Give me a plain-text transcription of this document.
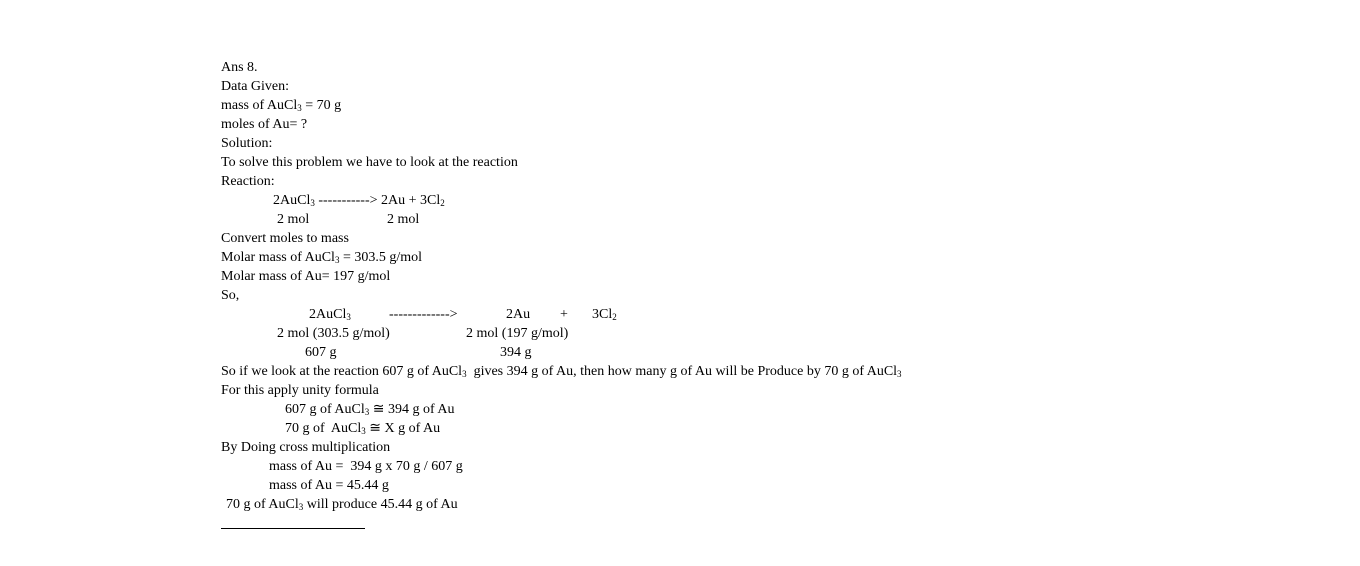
Ans 8.
Data Given:
mass of AuCl$_3$ = 70 g
moles of Au= ?
Solution:
To solve this problem we have to look at the reaction
Reaction:
2AuCl$_3$ -----------> $2Au + 3Cl_2$
2 mol	2 mol
Convert moles to mass
Molar mass of AuCl$_3$ = 303.5 g/mol
Molar mass of Au= 197 g/mol
So,
2AuCl$_3$	------------->	$2Au + 3Cl_2$
2 mol (303.5 g/mol)	2 mol (197 g/mol)
607 g	394 g
So if we look at the reaction 607 g of AuCl$_3$  gives 394 g of Au, then how many g of Au will be Produce by 70 g of AuCl$_3$
For this apply unity formula
607 g of AuCl$_3$ ≅ 394 g of Au
70 g of  AuCl$_3$ ≅ X g of Au
By Doing cross multiplication
mass of Au =  394 g x 70 g / 607 g
mass of Au = 45.44 g
70 g of AuCl$_3$ will produce 45.44 g of Au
------
#### [What the task asks]
Output, exactly, all the records above; include no pictures.

#### [Right answer]
Give me a plain-text transcription of this document.
Ans 8.
Data Given:
mass of AuCl$_3$ = 70 g
moles of Au= ?
Solution:
To solve this problem we have to look at the reaction
Reaction:
2AuCl$_3$ -----------> $2Au + 3Cl_2$
2 mol	2 mol
Convert moles to mass
Molar mass of AuCl$_3$ = 303.5 g/mol
Molar mass of Au= 197 g/mol
So,
2AuCl$_3$	------------->	$2Au + 3Cl_2$
2 mol (303.5 g/mol)	2 mol (197 g/mol)
607 g	394 g
So if we look at the reaction 607 g of AuCl$_3$  gives 394 g of Au, then how many g of Au will be Produce by 70 g of AuCl$_3$
For this apply unity formula
607 g of AuCl$_3$ ≅ 394 g of Au
70 g of  AuCl$_3$ ≅ X g of Au
By Doing cross multiplication
mass of Au =  394 g x 70 g / 607 g
mass of Au = 45.44 g
70 g of AuCl$_3$ will produce 45.44 g of Au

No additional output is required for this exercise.